[Set task]: Print every entry exactly as written.

[Excerpted data]:
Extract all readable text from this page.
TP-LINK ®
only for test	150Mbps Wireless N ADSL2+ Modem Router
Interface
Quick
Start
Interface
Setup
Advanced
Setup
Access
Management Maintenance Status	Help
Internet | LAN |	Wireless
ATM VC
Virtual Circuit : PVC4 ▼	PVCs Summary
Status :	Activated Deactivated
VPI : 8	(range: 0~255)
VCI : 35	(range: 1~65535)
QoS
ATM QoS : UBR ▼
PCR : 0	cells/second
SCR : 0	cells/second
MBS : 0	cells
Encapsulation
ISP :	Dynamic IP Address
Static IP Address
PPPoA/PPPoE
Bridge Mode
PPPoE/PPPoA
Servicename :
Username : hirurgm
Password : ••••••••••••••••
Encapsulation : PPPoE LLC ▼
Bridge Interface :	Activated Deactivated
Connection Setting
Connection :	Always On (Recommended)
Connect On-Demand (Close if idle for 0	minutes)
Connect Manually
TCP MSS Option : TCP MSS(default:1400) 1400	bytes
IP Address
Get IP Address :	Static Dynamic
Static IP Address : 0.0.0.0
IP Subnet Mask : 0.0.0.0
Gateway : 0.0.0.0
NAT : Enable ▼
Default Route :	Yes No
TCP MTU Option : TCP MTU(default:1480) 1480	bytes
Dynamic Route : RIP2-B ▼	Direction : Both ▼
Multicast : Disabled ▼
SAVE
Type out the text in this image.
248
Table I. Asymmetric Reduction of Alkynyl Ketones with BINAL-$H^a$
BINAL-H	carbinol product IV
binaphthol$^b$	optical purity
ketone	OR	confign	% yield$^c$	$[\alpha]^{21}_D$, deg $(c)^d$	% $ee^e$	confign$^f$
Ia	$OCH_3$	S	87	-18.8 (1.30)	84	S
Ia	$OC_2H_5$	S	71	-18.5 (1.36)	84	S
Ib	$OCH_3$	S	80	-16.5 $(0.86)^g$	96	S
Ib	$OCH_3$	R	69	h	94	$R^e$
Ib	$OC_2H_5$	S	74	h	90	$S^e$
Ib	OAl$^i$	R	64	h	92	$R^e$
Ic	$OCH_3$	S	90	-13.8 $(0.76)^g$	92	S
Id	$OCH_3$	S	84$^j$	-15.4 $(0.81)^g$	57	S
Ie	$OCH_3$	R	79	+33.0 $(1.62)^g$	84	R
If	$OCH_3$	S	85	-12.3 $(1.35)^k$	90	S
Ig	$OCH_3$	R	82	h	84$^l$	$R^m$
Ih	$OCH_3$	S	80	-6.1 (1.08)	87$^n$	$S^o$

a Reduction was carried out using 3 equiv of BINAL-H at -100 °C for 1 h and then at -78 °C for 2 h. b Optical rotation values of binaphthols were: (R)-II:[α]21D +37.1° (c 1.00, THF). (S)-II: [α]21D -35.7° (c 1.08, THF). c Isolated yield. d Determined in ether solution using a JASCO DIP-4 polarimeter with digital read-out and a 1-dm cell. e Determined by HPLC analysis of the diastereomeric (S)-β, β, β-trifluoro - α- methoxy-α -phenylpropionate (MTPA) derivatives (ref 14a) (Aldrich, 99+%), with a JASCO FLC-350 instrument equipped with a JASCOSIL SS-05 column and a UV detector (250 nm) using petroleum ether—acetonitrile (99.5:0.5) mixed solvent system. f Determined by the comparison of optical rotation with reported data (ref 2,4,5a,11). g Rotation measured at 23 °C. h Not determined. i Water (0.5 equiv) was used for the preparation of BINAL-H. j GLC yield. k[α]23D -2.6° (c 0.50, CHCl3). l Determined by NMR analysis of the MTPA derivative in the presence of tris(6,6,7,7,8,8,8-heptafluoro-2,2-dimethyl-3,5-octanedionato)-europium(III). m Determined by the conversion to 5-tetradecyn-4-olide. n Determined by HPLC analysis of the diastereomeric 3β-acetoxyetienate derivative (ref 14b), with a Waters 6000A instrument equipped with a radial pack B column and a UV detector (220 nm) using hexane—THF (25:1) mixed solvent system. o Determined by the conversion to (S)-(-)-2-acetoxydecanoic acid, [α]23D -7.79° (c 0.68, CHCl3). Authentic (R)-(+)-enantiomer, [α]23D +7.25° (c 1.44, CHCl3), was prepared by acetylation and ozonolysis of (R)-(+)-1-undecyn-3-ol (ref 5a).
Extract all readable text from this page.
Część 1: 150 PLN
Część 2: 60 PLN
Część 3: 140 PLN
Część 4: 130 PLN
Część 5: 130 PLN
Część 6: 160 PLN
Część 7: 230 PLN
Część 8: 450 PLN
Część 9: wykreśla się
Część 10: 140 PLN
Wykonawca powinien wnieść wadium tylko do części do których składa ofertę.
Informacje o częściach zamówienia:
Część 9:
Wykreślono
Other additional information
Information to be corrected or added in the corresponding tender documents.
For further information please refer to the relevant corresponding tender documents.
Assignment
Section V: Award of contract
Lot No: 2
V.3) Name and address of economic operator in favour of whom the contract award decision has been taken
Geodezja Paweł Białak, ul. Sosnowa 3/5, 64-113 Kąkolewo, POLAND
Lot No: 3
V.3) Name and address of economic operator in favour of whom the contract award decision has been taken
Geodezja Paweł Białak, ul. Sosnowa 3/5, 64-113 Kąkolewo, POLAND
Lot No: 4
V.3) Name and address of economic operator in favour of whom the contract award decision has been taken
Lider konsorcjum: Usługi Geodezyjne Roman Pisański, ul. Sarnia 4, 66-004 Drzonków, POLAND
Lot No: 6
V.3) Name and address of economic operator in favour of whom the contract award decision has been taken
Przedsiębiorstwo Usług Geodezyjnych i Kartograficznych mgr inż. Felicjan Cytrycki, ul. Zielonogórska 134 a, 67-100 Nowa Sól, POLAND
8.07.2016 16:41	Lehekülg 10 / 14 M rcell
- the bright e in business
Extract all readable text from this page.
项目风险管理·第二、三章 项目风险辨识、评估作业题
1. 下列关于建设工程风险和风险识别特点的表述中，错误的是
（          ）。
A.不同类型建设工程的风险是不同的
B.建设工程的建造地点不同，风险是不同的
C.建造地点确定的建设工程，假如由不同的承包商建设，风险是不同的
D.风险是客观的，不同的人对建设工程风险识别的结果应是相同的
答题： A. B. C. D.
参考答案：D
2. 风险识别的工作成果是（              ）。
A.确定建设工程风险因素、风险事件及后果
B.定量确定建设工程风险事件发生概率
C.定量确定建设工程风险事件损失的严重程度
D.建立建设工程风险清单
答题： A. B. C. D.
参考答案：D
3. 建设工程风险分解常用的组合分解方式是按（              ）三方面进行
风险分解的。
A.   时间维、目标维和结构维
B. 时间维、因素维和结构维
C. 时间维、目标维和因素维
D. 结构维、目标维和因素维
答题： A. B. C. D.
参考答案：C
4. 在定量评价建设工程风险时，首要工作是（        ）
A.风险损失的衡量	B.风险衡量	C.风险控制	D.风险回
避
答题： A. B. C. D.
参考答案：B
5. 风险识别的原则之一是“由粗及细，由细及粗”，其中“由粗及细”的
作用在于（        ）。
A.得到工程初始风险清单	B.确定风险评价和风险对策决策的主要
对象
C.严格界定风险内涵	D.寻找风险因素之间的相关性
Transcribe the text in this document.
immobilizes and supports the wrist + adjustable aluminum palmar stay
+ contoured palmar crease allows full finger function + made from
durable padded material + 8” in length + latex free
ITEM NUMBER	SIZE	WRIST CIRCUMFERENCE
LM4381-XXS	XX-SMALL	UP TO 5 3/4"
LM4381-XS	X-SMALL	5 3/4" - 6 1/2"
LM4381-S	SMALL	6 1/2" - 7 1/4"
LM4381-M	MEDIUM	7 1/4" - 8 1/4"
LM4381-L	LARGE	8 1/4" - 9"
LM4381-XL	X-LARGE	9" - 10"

[Solution to the exercise]:
Extract all readable text from this page.
TP-LINK ®
only for test	150Mbps Wireless N ADSL2+ Modem Router
Interface
Quick
Start
Interface
Setup
Advanced
Setup
Access
Management Maintenance Status	Help
Internet | LAN |	Wireless
ATM VC
Virtual Circuit : PVC4 ▼	PVCs Summary
Status :	Activated Deactivated
VPI : 8	(range: 0~255)
VCI : 35	(range: 1~65535)
QoS
ATM QoS : UBR ▼
PCR : 0	cells/second
SCR : 0	cells/second
MBS : 0	cells
Encapsulation
ISP :	Dynamic IP Address
Static IP Address
PPPoA/PPPoE
Bridge Mode
PPPoE/PPPoA
Servicename :
Username : hirurgm
Password : ••••••••••••••••
Encapsulation : PPPoE LLC ▼
Bridge Interface :	Activated Deactivated
Connection Setting
Connection :	Always On (Recommended)
Connect On-Demand (Close if idle for 0	minutes)
Connect Manually
TCP MSS Option : TCP MSS(default:1400) 1400	bytes
IP Address
Get IP Address :	Static Dynamic
Static IP Address : 0.0.0.0
IP Subnet Mask : 0.0.0.0
Gateway : 0.0.0.0
NAT : Enable ▼
Default Route :	Yes No
TCP MTU Option : TCP MTU(default:1480) 1480	bytes
Dynamic Route : RIP2-B ▼	Direction : Both ▼
Multicast : Disabled ▼
SAVE
Type out the text in this image.
248
Table I. Asymmetric Reduction of Alkynyl Ketones with BINAL-$H^a$
BINAL-H	carbinol product IV
binaphthol$^b$	optical purity
ketone	OR	confign	% yield$^c$	$[\alpha]^{21}_D$, deg $(c)^d$	% $ee^e$	confign$^f$
Ia	$OCH_3$	S	87	-18.8 (1.30)	84	S
Ia	$OC_2H_5$	S	71	-18.5 (1.36)	84	S
Ib	$OCH_3$	S	80	-16.5 $(0.86)^g$	96	S
Ib	$OCH_3$	R	69	h	94	$R^e$
Ib	$OC_2H_5$	S	74	h	90	$S^e$
Ib	OAl$^i$	R	64	h	92	$R^e$
Ic	$OCH_3$	S	90	-13.8 $(0.76)^g$	92	S
Id	$OCH_3$	S	84$^j$	-15.4 $(0.81)^g$	57	S
Ie	$OCH_3$	R	79	+33.0 $(1.62)^g$	84	R
If	$OCH_3$	S	85	-12.3 $(1.35)^k$	90	S
Ig	$OCH_3$	R	82	h	84$^l$	$R^m$
Ih	$OCH_3$	S	80	-6.1 (1.08)	87$^n$	$S^o$

a Reduction was carried out using 3 equiv of BINAL-H at -100 °C for 1 h and then at -78 °C for 2 h. b Optical rotation values of binaphthols were: (R)-II:[α]21D +37.1° (c 1.00, THF). (S)-II: [α]21D -35.7° (c 1.08, THF). c Isolated yield. d Determined in ether solution using a JASCO DIP-4 polarimeter with digital read-out and a 1-dm cell. e Determined by HPLC analysis of the diastereomeric (S)-β, β, β-trifluoro - α- methoxy-α -phenylpropionate (MTPA) derivatives (ref 14a) (Aldrich, 99+%), with a JASCO FLC-350 instrument equipped with a JASCOSIL SS-05 column and a UV detector (250 nm) using petroleum ether—acetonitrile (99.5:0.5) mixed solvent system. f Determined by the comparison of optical rotation with reported data (ref 2,4,5a,11). g Rotation measured at 23 °C. h Not determined. i Water (0.5 equiv) was used for the preparation of BINAL-H. j GLC yield. k[α]23D -2.6° (c 0.50, CHCl3). l Determined by NMR analysis of the MTPA derivative in the presence of tris(6,6,7,7,8,8,8-heptafluoro-2,2-dimethyl-3,5-octanedionato)-europium(III). m Determined by the conversion to 5-tetradecyn-4-olide. n Determined by HPLC analysis of the diastereomeric 3β-acetoxyetienate derivative (ref 14b), with a Waters 6000A instrument equipped with a radial pack B column and a UV detector (220 nm) using hexane—THF (25:1) mixed solvent system. o Determined by the conversion to (S)-(-)-2-acetoxydecanoic acid, [α]23D -7.79° (c 0.68, CHCl3). Authentic (R)-(+)-enantiomer, [α]23D +7.25° (c 1.44, CHCl3), was prepared by acetylation and ozonolysis of (R)-(+)-1-undecyn-3-ol (ref 5a).
Extract all readable text from this page.
Część 1: 150 PLN
Część 2: 60 PLN
Część 3: 140 PLN
Część 4: 130 PLN
Część 5: 130 PLN
Część 6: 160 PLN
Część 7: 230 PLN
Część 8: 450 PLN
Część 9: wykreśla się
Część 10: 140 PLN
Wykonawca powinien wnieść wadium tylko do części do których składa ofertę.
Informacje o częściach zamówienia:
Część 9:
Wykreślono
Other additional information
Information to be corrected or added in the corresponding tender documents.
For further information please refer to the relevant corresponding tender documents.
Assignment
Section V: Award of contract
Lot No: 2
V.3) Name and address of economic operator in favour of whom the contract award decision has been taken
Geodezja Paweł Białak, ul. Sosnowa 3/5, 64-113 Kąkolewo, POLAND
Lot No: 3
V.3) Name and address of economic operator in favour of whom the contract award decision has been taken
Geodezja Paweł Białak, ul. Sosnowa 3/5, 64-113 Kąkolewo, POLAND
Lot No: 4
V.3) Name and address of economic operator in favour of whom the contract award decision has been taken
Lider konsorcjum: Usługi Geodezyjne Roman Pisański, ul. Sarnia 4, 66-004 Drzonków, POLAND
Lot No: 6
V.3) Name and address of economic operator in favour of whom the contract award decision has been taken
Przedsiębiorstwo Usług Geodezyjnych i Kartograficznych mgr inż. Felicjan Cytrycki, ul. Zielonogórska 134 a, 67-100 Nowa Sól, POLAND
8.07.2016 16:41	Lehekülg 10 / 14 M rcell
- the bright e in business
Extract all readable text from this page.
项目风险管理·第二、三章 项目风险辨识、评估作业题
1. 下列关于建设工程风险和风险识别特点的表述中，错误的是
（          ）。
A.不同类型建设工程的风险是不同的
B.建设工程的建造地点不同，风险是不同的
C.建造地点确定的建设工程，假如由不同的承包商建设，风险是不同的
D.风险是客观的，不同的人对建设工程风险识别的结果应是相同的
答题： A. B. C. D.
参考答案：D
2. 风险识别的工作成果是（              ）。
A.确定建设工程风险因素、风险事件及后果
B.定量确定建设工程风险事件发生概率
C.定量确定建设工程风险事件损失的严重程度
D.建立建设工程风险清单
答题： A. B. C. D.
参考答案：D
3. 建设工程风险分解常用的组合分解方式是按（              ）三方面进行
风险分解的。
A.   时间维、目标维和结构维
B. 时间维、因素维和结构维
C. 时间维、目标维和因素维
D. 结构维、目标维和因素维
答题： A. B. C. D.
参考答案：C
4. 在定量评价建设工程风险时，首要工作是（        ）
A.风险损失的衡量	B.风险衡量	C.风险控制	D.风险回
避
答题： A. B. C. D.
参考答案：B
5. 风险识别的原则之一是“由粗及细，由细及粗”，其中“由粗及细”的
作用在于（        ）。
A.得到工程初始风险清单	B.确定风险评价和风险对策决策的主要
对象
C.严格界定风险内涵	D.寻找风险因素之间的相关性
Transcribe the text in this document.
immobilizes and supports the wrist + adjustable aluminum palmar stay
+ contoured palmar crease allows full finger function + made from
durable padded material + 8” in length + latex free
ITEM NUMBER	SIZE	WRIST CIRCUMFERENCE
LM4381-XXS	XX-SMALL	UP TO 5 3/4"
LM4381-XS	X-SMALL	5 3/4" - 6 1/2"
LM4381-S	SMALL	6 1/2" - 7 1/4"
LM4381-M	MEDIUM	7 1/4" - 8 1/4"
LM4381-L	LARGE	8 1/4" - 9"
LM4381-XL	X-LARGE	9" - 10"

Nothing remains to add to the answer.